Benjamín Grondona
- Full name: Benjamín Grondona
- Date of birth: 19 October 2003 (age 21)
- Place of birth: Buenos Aires, Argentina
- Height: 191 cm (6 ft 3 in)
- Weight: 105 kg (231 lb; 16 st 7 lb)
- Notable relative(s): Santiago Grondona (brother)

Rugby union career
- Position(s): Backrow
- Current team: Bristol Bears

Youth career
- 20??-2023: Club Champagnat

Senior career
- Years: Team / Apps / (Points)
- 2023: Pampas XV / 3 / (0)
- 2024-: Bristol Bears / 18 / (5)
- Correct as of 8 April 2024

International career
- Years: Team / Apps / (Points)
- 2023: Argentina under-20 / 3 / (0)
- 2023: Argentina XV / 2 / (0)
- Correct as of 8 April 2024

= Benjamín Grondona =

Argentine rugby union player

Benjamín Grondona (born 19 October 2003) is an Argentine rugby union flanker who plays for Bristol Bears in the Premiership.

== Club career ==
He began his career at Club Champagnat, before joining the Pampas XV for the 2023 Super Rugby Americas season. In January 2024 he joined his brother at Bristol Bears in the Premiership. He made his Bristol Bears debut in a friendly against Bedford Blues, Head coach Pat Lam stated that "He was impressive. We are really excited about his future". On 27 March 2025, he signed an extension with the club.

**Stated goal**
In the rugby player profile, turn the paragraph beginning "He began his career at Club Champagnat" into a short bulleted list that keeps its main facts.

**Collected data entries**

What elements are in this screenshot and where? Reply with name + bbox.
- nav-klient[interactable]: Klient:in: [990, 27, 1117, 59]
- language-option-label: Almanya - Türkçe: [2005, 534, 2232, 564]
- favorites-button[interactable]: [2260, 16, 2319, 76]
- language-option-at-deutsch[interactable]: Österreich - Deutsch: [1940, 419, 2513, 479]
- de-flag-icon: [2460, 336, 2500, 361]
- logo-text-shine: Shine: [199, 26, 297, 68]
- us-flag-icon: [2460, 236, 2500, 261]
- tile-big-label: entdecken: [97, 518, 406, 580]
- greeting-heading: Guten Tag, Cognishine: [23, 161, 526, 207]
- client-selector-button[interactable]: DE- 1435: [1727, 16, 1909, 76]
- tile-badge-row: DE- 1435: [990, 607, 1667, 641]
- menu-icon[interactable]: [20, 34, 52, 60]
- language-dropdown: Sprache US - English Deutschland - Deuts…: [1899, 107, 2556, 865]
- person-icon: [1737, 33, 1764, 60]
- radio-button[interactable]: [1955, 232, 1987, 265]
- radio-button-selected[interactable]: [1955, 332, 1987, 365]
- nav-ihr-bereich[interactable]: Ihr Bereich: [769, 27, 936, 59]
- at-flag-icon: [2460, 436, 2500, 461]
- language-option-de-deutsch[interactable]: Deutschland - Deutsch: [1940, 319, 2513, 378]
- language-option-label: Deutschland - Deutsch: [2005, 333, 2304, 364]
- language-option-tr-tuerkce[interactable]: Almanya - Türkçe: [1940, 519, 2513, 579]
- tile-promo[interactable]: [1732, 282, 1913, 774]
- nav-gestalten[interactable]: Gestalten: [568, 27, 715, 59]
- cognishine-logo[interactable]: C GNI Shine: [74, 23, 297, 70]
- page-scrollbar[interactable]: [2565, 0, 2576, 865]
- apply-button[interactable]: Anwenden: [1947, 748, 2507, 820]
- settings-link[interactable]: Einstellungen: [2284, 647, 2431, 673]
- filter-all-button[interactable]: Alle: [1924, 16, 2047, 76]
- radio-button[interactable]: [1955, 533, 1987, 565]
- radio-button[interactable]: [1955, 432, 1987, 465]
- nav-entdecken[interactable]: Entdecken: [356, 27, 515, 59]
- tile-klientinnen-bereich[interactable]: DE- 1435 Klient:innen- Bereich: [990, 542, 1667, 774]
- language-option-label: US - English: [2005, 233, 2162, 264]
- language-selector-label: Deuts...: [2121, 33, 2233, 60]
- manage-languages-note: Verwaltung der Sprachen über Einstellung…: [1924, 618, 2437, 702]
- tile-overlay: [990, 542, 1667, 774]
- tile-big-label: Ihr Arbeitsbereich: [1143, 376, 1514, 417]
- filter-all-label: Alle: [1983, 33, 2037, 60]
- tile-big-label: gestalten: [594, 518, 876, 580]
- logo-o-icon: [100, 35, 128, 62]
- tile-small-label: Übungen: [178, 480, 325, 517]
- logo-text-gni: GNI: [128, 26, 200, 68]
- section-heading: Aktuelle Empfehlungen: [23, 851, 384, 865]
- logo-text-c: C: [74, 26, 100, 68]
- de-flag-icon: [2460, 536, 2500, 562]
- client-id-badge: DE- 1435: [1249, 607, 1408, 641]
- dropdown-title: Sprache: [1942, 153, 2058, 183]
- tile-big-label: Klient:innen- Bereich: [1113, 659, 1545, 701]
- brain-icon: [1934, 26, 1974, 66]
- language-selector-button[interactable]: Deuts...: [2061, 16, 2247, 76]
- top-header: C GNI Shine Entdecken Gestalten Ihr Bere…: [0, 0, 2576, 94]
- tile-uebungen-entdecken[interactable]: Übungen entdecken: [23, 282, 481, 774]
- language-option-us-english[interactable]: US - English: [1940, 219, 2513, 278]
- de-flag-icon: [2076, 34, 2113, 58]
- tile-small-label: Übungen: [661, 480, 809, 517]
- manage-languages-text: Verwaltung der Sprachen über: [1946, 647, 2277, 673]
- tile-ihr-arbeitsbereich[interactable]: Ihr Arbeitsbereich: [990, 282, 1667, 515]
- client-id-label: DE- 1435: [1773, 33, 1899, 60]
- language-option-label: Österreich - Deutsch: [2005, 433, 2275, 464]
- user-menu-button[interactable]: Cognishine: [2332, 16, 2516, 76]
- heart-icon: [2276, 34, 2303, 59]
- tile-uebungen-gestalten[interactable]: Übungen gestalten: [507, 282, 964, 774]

**Answer to this exercise**
- Started his career at Club Champagnat.
- Joined the Pampas XV for the 2023 Super Rugby Americas season.
- Joined his brother at Bristol Bears in the Premiership in January 2024.
- Made his Bristol Bears debut in a friendly against Bedford Blues. Head coach Pat Lam called him impressive and said the club was excited about his future.
- Signed an extension with the club on 27 March 2025.